__Task requirements__: Pictures aside, every line of the listing should be given again exactly.
►
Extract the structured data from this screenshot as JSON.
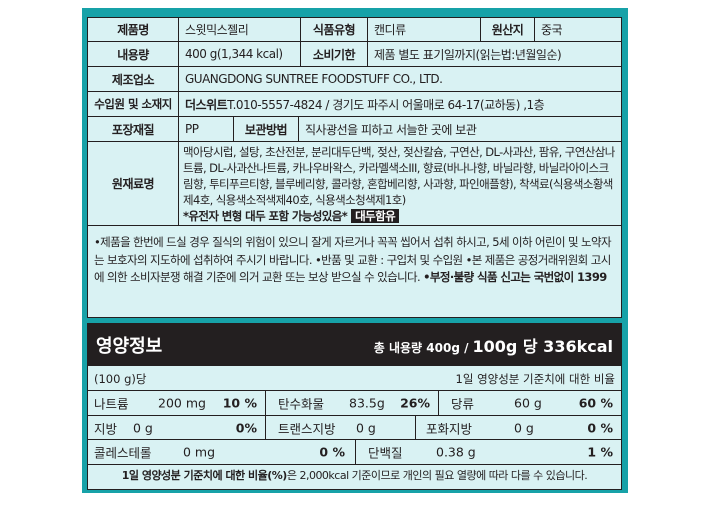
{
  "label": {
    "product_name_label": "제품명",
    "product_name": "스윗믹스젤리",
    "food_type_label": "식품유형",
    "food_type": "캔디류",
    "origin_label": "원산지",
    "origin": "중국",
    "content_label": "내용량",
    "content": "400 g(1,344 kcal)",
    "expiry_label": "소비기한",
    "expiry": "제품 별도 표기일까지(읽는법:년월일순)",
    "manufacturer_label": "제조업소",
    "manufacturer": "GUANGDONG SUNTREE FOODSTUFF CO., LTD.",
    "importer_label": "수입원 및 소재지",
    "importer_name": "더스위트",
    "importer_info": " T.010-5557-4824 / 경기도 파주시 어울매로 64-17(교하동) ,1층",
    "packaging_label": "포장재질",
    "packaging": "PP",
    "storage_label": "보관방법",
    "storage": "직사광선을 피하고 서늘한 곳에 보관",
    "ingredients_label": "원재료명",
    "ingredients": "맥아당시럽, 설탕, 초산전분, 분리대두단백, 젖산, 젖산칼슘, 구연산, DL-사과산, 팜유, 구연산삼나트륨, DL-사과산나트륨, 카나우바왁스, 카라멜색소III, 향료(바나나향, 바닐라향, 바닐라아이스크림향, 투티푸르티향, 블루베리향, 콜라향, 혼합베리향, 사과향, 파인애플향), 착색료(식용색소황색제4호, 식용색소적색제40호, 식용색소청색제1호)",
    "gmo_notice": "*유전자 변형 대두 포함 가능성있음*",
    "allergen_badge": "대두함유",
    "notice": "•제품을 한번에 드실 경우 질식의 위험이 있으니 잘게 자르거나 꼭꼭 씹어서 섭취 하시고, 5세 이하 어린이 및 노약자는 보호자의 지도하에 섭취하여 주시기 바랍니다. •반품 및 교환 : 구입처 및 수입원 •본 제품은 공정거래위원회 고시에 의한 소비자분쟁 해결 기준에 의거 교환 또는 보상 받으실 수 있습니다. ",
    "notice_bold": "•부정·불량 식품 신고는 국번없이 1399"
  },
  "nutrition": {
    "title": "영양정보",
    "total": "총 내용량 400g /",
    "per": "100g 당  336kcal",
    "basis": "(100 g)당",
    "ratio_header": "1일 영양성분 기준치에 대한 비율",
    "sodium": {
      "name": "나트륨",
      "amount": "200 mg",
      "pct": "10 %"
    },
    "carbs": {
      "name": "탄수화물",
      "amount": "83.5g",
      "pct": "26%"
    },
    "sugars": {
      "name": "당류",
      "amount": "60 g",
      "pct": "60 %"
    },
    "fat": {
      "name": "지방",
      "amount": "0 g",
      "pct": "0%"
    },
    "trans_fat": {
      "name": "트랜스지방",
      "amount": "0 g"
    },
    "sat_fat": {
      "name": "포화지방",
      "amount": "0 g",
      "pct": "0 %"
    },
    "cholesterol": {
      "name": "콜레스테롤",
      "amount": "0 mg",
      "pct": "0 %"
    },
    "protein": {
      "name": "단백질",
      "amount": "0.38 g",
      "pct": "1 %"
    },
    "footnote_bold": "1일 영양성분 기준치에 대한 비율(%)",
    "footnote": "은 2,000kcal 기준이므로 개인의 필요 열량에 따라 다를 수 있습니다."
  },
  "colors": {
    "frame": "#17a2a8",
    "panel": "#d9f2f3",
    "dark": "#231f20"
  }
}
◄
__Written answer__:
Extract the structured data from this screenshot as JSON.
{
  "label": {
    "product_name_label": "제품명",
    "product_name": "스윗믹스젤리",
    "food_type_label": "식품유형",
    "food_type": "캔디류",
    "origin_label": "원산지",
    "origin": "중국",
    "content_label": "내용량",
    "content": "400 g(1,344 kcal)",
    "expiry_label": "소비기한",
    "expiry": "제품 별도 표기일까지(읽는법:년월일순)",
    "manufacturer_label": "제조업소",
    "manufacturer": "GUANGDONG SUNTREE FOODSTUFF CO., LTD.",
    "importer_label": "수입원 및 소재지",
    "importer_name": "더스위트",
    "importer_info": " T.010-5557-4824 / 경기도 파주시 어울매로 64-17(교하동) ,1층",
    "packaging_label": "포장재질",
    "packaging": "PP",
    "storage_label": "보관방법",
    "storage": "직사광선을 피하고 서늘한 곳에 보관",
    "ingredients_label": "원재료명",
    "ingredients": "맥아당시럽, 설탕, 초산전분, 분리대두단백, 젖산, 젖산칼슘, 구연산, DL-사과산, 팜유, 구연산삼나트륨, DL-사과산나트륨, 카나우바왁스, 카라멜색소III, 향료(바나나향, 바닐라향, 바닐라아이스크림향, 투티푸르티향, 블루베리향, 콜라향, 혼합베리향, 사과향, 파인애플향), 착색료(식용색소황색제4호, 식용색소적색제40호, 식용색소청색제1호)",
    "gmo_notice": "*유전자 변형 대두 포함 가능성있음*",
    "allergen_badge": "대두함유",
    "notice": "•제품을 한번에 드실 경우 질식의 위험이 있으니 잘게 자르거나 꼭꼭 씹어서 섭취 하시고, 5세 이하 어린이 및 노약자는 보호자의 지도하에 섭취하여 주시기 바랍니다. •반품 및 교환 : 구입처 및 수입원 •본 제품은 공정거래위원회 고시에 의한 소비자분쟁 해결 기준에 의거 교환 또는 보상 받으실 수 있습니다. ",
    "notice_bold": "•부정·불량 식품 신고는 국번없이 1399"
  },
  "nutrition": {
    "title": "영양정보",
    "total": "총 내용량 400g /",
    "per": "100g 당  336kcal",
    "basis": "(100 g)당",
    "ratio_header": "1일 영양성분 기준치에 대한 비율",
    "sodium": {
      "name": "나트륨",
      "amount": "200 mg",
      "pct": "10 %"
    },
    "carbs": {
      "name": "탄수화물",
      "amount": "83.5g",
      "pct": "26%"
    },
    "sugars": {
      "name": "당류",
      "amount": "60 g",
      "pct": "60 %"
    },
    "fat": {
      "name": "지방",
      "amount": "0 g",
      "pct": "0%"
    },
    "trans_fat": {
      "name": "트랜스지방",
      "amount": "0 g"
    },
    "sat_fat": {
      "name": "포화지방",
      "amount": "0 g",
      "pct": "0 %"
    },
    "cholesterol": {
      "name": "콜레스테롤",
      "amount": "0 mg",
      "pct": "0 %"
    },
    "protein": {
      "name": "단백질",
      "amount": "0.38 g",
      "pct": "1 %"
    },
    "footnote_bold": "1일 영양성분 기준치에 대한 비율(%)",
    "footnote": "은 2,000kcal 기준이므로 개인의 필요 열량에 따라 다를 수 있습니다."
  },
  "colors": {
    "frame": "#17a2a8",
    "panel": "#d9f2f3",
    "dark": "#231f20"
  }
}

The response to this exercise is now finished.